*Given data:*

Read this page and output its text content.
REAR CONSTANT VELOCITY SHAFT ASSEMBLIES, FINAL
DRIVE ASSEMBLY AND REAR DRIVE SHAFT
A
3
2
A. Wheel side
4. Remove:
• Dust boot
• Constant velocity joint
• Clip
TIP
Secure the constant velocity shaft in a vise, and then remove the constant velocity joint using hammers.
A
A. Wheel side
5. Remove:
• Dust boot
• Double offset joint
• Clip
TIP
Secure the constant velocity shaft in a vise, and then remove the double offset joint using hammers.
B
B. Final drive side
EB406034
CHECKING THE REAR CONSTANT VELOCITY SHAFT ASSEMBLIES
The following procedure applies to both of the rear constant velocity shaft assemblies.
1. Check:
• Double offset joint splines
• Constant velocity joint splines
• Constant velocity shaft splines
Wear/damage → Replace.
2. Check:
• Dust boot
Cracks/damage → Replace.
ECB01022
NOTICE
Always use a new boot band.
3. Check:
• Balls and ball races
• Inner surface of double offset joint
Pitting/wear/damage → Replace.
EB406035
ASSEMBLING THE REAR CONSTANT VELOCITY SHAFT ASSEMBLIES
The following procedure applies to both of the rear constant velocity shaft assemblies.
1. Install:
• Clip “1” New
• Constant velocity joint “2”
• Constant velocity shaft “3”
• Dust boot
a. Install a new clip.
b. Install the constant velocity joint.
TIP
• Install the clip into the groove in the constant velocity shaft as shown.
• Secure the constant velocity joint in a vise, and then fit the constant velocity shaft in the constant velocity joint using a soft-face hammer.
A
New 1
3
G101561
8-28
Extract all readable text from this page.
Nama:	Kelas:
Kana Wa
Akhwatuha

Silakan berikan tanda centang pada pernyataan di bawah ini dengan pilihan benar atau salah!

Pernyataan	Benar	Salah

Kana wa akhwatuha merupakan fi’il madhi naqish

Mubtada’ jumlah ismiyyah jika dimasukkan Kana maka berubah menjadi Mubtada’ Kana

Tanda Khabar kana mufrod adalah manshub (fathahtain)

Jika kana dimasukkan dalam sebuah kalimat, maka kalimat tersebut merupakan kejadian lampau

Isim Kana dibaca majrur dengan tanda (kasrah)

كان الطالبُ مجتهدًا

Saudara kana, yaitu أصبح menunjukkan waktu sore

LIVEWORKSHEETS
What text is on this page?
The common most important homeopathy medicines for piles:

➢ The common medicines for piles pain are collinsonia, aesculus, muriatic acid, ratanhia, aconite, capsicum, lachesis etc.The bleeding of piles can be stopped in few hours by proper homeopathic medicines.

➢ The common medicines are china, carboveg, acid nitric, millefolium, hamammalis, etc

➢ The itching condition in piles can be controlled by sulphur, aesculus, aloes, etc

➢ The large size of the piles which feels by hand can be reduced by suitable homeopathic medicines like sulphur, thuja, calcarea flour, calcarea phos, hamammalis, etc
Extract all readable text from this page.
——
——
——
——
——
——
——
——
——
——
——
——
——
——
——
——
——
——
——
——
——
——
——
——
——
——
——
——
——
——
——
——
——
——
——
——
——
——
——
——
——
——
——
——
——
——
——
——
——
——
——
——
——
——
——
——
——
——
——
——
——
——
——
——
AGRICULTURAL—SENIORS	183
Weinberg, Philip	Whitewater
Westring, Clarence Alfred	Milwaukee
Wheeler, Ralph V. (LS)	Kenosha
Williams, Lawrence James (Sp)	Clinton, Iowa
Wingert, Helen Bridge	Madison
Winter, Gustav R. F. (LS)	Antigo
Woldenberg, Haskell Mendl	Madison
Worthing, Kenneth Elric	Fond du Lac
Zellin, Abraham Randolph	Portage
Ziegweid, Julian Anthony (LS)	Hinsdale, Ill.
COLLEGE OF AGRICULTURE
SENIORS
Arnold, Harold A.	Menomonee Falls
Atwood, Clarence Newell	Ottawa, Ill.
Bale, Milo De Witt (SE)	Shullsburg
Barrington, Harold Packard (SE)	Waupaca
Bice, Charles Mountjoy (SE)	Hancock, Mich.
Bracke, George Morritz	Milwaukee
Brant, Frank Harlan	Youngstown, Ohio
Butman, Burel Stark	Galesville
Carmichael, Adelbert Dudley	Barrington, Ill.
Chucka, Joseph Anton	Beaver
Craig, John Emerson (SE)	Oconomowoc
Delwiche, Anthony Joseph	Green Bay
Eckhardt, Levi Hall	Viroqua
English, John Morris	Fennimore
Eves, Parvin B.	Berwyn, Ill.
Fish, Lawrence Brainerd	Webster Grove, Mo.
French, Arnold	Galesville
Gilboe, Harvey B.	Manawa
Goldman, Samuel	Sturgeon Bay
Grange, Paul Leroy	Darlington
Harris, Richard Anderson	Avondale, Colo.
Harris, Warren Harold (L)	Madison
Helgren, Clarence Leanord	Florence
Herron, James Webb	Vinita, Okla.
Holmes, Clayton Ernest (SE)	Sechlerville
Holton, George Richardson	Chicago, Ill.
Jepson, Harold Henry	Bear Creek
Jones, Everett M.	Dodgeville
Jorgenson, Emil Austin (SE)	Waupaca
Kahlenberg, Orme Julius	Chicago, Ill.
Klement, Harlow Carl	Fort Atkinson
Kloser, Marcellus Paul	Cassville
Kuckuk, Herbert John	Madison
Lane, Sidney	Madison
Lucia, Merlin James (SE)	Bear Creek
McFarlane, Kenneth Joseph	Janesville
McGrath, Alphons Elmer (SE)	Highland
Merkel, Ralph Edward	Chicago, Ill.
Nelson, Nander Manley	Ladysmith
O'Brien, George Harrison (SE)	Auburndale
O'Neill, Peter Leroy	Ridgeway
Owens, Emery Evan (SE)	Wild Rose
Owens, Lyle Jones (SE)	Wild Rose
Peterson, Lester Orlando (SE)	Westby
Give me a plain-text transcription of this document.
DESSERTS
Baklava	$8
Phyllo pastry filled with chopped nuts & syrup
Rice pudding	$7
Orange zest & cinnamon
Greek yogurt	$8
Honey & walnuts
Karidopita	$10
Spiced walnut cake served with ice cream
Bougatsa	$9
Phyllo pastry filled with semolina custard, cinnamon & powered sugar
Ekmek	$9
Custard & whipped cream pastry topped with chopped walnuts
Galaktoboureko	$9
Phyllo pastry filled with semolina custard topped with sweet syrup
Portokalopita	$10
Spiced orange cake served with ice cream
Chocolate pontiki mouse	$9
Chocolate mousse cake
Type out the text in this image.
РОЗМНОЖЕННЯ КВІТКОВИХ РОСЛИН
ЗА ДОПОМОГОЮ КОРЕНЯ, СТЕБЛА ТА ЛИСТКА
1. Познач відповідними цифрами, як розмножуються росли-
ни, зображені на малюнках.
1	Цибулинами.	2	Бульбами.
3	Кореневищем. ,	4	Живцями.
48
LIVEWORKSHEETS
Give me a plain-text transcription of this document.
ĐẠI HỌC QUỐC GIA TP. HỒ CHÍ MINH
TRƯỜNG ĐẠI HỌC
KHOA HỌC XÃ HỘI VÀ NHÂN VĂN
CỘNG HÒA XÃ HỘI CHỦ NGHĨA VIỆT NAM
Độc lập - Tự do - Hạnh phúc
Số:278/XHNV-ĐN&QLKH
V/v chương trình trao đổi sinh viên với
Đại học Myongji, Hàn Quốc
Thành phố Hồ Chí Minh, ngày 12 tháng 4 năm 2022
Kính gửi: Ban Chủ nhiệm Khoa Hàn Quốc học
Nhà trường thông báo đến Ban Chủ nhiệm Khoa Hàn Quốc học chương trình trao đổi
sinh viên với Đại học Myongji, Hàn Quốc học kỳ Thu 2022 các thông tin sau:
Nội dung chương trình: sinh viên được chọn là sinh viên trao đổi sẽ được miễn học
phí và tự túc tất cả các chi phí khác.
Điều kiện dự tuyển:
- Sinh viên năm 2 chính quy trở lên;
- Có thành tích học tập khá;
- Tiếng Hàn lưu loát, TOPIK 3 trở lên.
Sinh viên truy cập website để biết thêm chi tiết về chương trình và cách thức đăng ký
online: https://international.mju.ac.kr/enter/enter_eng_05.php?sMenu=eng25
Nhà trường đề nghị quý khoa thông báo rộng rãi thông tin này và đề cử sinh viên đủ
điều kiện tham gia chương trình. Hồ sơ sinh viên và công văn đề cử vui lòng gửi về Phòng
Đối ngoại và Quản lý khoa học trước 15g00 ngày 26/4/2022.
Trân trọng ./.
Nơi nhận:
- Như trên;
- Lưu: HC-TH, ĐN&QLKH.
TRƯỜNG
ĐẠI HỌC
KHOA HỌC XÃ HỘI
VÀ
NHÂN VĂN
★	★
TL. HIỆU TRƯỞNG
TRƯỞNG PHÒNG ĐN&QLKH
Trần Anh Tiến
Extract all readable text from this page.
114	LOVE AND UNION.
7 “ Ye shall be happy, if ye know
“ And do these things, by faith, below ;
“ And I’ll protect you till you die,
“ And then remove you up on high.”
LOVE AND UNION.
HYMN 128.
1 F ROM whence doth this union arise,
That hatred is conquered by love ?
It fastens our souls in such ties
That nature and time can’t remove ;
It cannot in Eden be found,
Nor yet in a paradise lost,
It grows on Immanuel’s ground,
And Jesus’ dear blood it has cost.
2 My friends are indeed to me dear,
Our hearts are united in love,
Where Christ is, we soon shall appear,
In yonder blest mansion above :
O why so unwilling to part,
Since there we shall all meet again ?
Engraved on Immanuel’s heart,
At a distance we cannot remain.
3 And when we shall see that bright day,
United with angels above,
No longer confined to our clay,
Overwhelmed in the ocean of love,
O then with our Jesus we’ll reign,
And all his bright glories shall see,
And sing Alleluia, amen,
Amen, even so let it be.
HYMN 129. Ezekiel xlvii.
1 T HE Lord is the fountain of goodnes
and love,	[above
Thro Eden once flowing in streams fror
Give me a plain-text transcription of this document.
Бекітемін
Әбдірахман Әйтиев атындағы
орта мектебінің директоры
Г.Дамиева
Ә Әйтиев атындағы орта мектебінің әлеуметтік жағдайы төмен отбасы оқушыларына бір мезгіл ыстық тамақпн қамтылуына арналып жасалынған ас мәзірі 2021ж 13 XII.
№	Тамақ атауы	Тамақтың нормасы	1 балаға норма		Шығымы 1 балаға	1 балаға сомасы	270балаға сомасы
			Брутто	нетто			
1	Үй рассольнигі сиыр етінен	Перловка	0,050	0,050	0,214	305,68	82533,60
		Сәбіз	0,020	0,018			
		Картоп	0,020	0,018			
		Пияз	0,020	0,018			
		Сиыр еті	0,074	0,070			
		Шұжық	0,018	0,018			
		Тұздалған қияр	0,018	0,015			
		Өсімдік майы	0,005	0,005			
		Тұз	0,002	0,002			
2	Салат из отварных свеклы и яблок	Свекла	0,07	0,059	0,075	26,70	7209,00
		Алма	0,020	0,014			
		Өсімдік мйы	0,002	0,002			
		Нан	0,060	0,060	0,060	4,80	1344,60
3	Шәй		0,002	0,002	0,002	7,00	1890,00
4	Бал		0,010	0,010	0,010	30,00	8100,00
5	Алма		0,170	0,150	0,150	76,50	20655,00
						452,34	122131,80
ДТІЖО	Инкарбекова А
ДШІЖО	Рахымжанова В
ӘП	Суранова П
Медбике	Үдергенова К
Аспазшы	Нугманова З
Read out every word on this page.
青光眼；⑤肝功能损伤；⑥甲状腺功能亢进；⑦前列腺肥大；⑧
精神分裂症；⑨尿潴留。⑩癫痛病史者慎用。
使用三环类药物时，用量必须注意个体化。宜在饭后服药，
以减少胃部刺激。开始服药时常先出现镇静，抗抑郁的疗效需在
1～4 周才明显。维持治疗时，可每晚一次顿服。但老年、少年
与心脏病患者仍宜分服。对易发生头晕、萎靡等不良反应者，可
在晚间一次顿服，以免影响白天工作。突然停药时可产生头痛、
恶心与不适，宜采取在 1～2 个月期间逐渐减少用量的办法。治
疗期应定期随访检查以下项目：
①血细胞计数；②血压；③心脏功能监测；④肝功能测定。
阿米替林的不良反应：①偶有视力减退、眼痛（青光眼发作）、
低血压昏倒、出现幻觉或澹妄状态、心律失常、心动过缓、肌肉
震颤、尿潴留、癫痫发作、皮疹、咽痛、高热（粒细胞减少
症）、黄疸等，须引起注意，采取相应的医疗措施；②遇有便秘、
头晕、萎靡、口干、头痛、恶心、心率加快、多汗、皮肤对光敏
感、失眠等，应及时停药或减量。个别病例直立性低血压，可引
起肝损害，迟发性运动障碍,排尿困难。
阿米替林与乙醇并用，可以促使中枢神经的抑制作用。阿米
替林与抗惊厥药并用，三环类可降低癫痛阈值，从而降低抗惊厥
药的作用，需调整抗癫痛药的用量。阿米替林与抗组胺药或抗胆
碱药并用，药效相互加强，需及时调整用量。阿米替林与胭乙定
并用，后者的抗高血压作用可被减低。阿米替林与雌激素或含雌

*Goal:*
Pull every line containing the word "thông" out of the material and copy it.

*Expected answer:*
Nhà trường thông báo đến Ban Chủ nhiệm Khoa Hàn Quốc học chương trình trao đổi
sinh viên với Đại học Myongji, Hàn Quốc học kỳ Thu 2022 các thông tin sau:
Nhà trường đề nghị quý khoa thông báo rộng rãi thông tin này và đề cử sinh viên đủ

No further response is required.